-- start of EXERCISE INPUTS --
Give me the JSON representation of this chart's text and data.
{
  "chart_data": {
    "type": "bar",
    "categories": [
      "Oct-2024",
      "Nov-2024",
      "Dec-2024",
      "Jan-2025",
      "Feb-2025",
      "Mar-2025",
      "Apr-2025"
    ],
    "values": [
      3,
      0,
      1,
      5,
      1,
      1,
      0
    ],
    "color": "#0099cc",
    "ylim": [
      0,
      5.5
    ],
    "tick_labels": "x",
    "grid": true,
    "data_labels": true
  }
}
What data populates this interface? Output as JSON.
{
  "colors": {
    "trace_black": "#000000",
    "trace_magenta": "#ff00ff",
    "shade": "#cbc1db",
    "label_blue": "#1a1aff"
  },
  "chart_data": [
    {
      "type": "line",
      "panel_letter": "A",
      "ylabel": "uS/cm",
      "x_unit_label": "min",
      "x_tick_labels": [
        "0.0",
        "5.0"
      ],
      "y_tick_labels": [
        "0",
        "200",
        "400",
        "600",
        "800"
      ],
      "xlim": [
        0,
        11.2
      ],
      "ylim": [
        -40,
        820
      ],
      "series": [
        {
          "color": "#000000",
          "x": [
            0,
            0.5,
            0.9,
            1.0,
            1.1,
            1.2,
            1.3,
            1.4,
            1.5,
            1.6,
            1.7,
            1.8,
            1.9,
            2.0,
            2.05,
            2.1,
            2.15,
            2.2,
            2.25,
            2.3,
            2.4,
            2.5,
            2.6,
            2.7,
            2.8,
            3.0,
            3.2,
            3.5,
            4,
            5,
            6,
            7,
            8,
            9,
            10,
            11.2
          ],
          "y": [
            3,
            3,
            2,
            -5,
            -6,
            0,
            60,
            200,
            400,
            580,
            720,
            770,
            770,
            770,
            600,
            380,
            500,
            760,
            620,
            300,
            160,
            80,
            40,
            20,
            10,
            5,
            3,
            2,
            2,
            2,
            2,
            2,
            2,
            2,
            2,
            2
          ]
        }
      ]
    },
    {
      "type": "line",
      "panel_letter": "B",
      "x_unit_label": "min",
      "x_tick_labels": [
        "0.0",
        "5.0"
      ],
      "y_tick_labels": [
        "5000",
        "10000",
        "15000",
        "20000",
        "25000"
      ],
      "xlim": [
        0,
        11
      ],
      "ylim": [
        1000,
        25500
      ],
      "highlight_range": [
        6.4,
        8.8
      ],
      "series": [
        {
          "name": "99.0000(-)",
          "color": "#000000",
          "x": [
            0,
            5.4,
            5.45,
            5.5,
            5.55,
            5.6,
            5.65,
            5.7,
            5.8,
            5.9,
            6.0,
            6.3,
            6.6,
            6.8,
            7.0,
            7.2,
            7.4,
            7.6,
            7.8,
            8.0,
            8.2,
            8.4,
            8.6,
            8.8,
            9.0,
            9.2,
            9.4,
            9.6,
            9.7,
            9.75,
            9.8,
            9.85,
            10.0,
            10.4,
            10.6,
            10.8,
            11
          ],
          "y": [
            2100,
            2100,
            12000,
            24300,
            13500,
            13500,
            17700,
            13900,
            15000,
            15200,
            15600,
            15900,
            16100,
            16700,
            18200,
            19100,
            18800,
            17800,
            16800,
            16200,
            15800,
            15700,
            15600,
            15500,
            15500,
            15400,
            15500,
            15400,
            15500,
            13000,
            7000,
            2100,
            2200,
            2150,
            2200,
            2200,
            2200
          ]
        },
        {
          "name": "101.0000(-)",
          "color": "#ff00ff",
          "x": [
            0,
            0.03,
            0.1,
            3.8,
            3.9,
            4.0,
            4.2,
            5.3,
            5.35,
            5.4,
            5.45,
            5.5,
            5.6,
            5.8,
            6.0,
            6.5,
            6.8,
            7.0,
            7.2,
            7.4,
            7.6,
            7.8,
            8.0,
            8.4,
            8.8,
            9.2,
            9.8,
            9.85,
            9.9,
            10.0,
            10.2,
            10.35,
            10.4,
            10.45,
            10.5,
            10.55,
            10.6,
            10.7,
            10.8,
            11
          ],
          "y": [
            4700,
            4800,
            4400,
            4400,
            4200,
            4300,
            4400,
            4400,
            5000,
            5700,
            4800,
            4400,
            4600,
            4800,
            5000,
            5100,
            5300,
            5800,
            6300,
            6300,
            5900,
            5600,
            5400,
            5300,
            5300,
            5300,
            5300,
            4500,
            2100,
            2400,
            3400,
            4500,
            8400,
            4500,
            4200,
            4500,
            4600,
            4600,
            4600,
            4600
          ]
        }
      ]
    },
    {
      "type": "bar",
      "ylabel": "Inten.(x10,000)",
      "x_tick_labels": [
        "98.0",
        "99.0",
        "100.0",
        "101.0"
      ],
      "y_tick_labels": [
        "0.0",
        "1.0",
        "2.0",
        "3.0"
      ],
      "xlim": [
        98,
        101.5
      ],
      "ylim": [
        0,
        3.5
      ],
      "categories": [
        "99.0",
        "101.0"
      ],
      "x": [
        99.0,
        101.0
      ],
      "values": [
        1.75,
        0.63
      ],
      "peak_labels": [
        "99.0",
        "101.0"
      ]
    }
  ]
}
-- end of EXERCISE INPUTS --
[GIVEN INSTRUCTION]
Your task is to transcribe the listing above in full, exactly as given.

[FULL OUTPUT]
Give me the JSON representation of this chart's text and data.
{
  "chart_data": {
    "type": "bar",
    "categories": [
      "Oct-2024",
      "Nov-2024",
      "Dec-2024",
      "Jan-2025",
      "Feb-2025",
      "Mar-2025",
      "Apr-2025"
    ],
    "values": [
      3,
      0,
      1,
      5,
      1,
      1,
      0
    ],
    "color": "#0099cc",
    "ylim": [
      0,
      5.5
    ],
    "tick_labels": "x",
    "grid": true,
    "data_labels": true
  }
}
What data populates this interface? Output as JSON.
{
  "colors": {
    "trace_black": "#000000",
    "trace_magenta": "#ff00ff",
    "shade": "#cbc1db",
    "label_blue": "#1a1aff"
  },
  "chart_data": [
    {
      "type": "line",
      "panel_letter": "A",
      "ylabel": "uS/cm",
      "x_unit_label": "min",
      "x_tick_labels": [
        "0.0",
        "5.0"
      ],
      "y_tick_labels": [
        "0",
        "200",
        "400",
        "600",
        "800"
      ],
      "xlim": [
        0,
        11.2
      ],
      "ylim": [
        -40,
        820
      ],
      "series": [
        {
          "color": "#000000",
          "x": [
            0,
            0.5,
            0.9,
            1.0,
            1.1,
            1.2,
            1.3,
            1.4,
            1.5,
            1.6,
            1.7,
            1.8,
            1.9,
            2.0,
            2.05,
            2.1,
            2.15,
            2.2,
            2.25,
            2.3,
            2.4,
            2.5,
            2.6,
            2.7,
            2.8,
            3.0,
            3.2,
            3.5,
            4,
            5,
            6,
            7,
            8,
            9,
            10,
            11.2
          ],
          "y": [
            3,
            3,
            2,
            -5,
            -6,
            0,
            60,
            200,
            400,
            580,
            720,
            770,
            770,
            770,
            600,
            380,
            500,
            760,
            620,
            300,
            160,
            80,
            40,
            20,
            10,
            5,
            3,
            2,
            2,
            2,
            2,
            2,
            2,
            2,
            2,
            2
          ]
        }
      ]
    },
    {
      "type": "line",
      "panel_letter": "B",
      "x_unit_label": "min",
      "x_tick_labels": [
        "0.0",
        "5.0"
      ],
      "y_tick_labels": [
        "5000",
        "10000",
        "15000",
        "20000",
        "25000"
      ],
      "xlim": [
        0,
        11
      ],
      "ylim": [
        1000,
        25500
      ],
      "highlight_range": [
        6.4,
        8.8
      ],
      "series": [
        {
          "name": "99.0000(-)",
          "color": "#000000",
          "x": [
            0,
            5.4,
            5.45,
            5.5,
            5.55,
            5.6,
            5.65,
            5.7,
            5.8,
            5.9,
            6.0,
            6.3,
            6.6,
            6.8,
            7.0,
            7.2,
            7.4,
            7.6,
            7.8,
            8.0,
            8.2,
            8.4,
            8.6,
            8.8,
            9.0,
            9.2,
            9.4,
            9.6,
            9.7,
            9.75,
            9.8,
            9.85,
            10.0,
            10.4,
            10.6,
            10.8,
            11
          ],
          "y": [
            2100,
            2100,
            12000,
            24300,
            13500,
            13500,
            17700,
            13900,
            15000,
            15200,
            15600,
            15900,
            16100,
            16700,
            18200,
            19100,
            18800,
            17800,
            16800,
            16200,
            15800,
            15700,
            15600,
            15500,
            15500,
            15400,
            15500,
            15400,
            15500,
            13000,
            7000,
            2100,
            2200,
            2150,
            2200,
            2200,
            2200
          ]
        },
        {
          "name": "101.0000(-)",
          "color": "#ff00ff",
          "x": [
            0,
            0.03,
            0.1,
            3.8,
            3.9,
            4.0,
            4.2,
            5.3,
            5.35,
            5.4,
            5.45,
            5.5,
            5.6,
            5.8,
            6.0,
            6.5,
            6.8,
            7.0,
            7.2,
            7.4,
            7.6,
            7.8,
            8.0,
            8.4,
            8.8,
            9.2,
            9.8,
            9.85,
            9.9,
            10.0,
            10.2,
            10.35,
            10.4,
            10.45,
            10.5,
            10.55,
            10.6,
            10.7,
            10.8,
            11
          ],
          "y": [
            4700,
            4800,
            4400,
            4400,
            4200,
            4300,
            4400,
            4400,
            5000,
            5700,
            4800,
            4400,
            4600,
            4800,
            5000,
            5100,
            5300,
            5800,
            6300,
            6300,
            5900,
            5600,
            5400,
            5300,
            5300,
            5300,
            5300,
            4500,
            2100,
            2400,
            3400,
            4500,
            8400,
            4500,
            4200,
            4500,
            4600,
            4600,
            4600,
            4600
          ]
        }
      ]
    },
    {
      "type": "bar",
      "ylabel": "Inten.(x10,000)",
      "x_tick_labels": [
        "98.0",
        "99.0",
        "100.0",
        "101.0"
      ],
      "y_tick_labels": [
        "0.0",
        "1.0",
        "2.0",
        "3.0"
      ],
      "xlim": [
        98,
        101.5
      ],
      "ylim": [
        0,
        3.5
      ],
      "categories": [
        "99.0",
        "101.0"
      ],
      "x": [
        99.0,
        101.0
      ],
      "values": [
        1.75,
        0.63
      ],
      "peak_labels": [
        "99.0",
        "101.0"
      ]
    }
  ]
}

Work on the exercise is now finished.